::: Stored data
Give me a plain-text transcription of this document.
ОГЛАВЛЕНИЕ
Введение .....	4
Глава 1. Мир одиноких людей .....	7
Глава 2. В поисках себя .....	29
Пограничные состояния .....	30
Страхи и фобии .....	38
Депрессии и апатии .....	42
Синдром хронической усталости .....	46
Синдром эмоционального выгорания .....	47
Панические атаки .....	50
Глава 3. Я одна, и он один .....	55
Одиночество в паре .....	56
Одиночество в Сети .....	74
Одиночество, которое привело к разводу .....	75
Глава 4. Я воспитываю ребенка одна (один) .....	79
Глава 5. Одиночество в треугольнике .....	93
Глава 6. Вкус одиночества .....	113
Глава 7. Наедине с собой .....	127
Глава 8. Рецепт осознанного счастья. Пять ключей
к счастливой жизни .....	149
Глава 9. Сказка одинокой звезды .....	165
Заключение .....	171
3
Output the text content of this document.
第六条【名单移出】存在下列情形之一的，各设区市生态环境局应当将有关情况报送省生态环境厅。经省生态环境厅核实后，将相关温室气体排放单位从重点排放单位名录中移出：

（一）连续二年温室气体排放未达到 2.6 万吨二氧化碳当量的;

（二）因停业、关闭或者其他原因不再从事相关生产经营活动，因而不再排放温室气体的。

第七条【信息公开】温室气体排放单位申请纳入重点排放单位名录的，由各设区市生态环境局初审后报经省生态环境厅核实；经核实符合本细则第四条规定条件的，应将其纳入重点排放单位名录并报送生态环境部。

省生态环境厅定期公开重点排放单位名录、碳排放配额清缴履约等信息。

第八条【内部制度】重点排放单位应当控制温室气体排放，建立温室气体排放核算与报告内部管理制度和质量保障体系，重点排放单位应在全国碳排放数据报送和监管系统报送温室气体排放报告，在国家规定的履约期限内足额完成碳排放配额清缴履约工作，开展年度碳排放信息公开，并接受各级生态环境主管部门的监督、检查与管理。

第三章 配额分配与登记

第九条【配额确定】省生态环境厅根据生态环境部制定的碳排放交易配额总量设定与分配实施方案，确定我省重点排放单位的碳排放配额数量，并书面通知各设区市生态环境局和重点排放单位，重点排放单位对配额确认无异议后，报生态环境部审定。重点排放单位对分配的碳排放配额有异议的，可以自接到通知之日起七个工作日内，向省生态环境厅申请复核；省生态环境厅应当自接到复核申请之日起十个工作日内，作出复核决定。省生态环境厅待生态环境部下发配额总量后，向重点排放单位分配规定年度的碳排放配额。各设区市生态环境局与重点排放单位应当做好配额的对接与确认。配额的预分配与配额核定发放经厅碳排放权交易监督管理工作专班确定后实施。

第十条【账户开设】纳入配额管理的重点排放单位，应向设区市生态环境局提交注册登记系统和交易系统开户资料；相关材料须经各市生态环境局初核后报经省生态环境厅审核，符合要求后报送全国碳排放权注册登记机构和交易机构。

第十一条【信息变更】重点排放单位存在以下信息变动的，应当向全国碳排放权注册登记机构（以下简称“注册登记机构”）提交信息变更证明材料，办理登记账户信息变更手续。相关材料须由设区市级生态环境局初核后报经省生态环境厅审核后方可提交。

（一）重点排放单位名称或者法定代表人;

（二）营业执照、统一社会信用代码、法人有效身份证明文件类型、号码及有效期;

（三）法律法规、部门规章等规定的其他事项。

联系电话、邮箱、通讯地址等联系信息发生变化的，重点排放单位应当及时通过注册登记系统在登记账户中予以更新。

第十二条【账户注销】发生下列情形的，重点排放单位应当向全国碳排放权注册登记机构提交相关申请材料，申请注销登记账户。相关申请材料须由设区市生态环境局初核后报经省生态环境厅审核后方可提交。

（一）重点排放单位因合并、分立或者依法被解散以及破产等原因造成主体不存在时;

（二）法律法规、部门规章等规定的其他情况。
::::::
**Aim**
Copy every line above in which the string "Глава" shows up.

**Result for this task**
Глава 1. Мир одиноких людей .....	7
Глава 2. В поисках себя .....	29
Глава 3. Я одна, и он один .....	55
Глава 4. Я воспитываю ребенка одна (один) .....	79
Глава 5. Одиночество в треугольнике .....	93
Глава 6. Вкус одиночества .....	113
Глава 7. Наедине с собой .....	127
Глава 8. Рецепт осознанного счастья. Пять ключей
Глава 9. Сказка одинокой звезды .....	165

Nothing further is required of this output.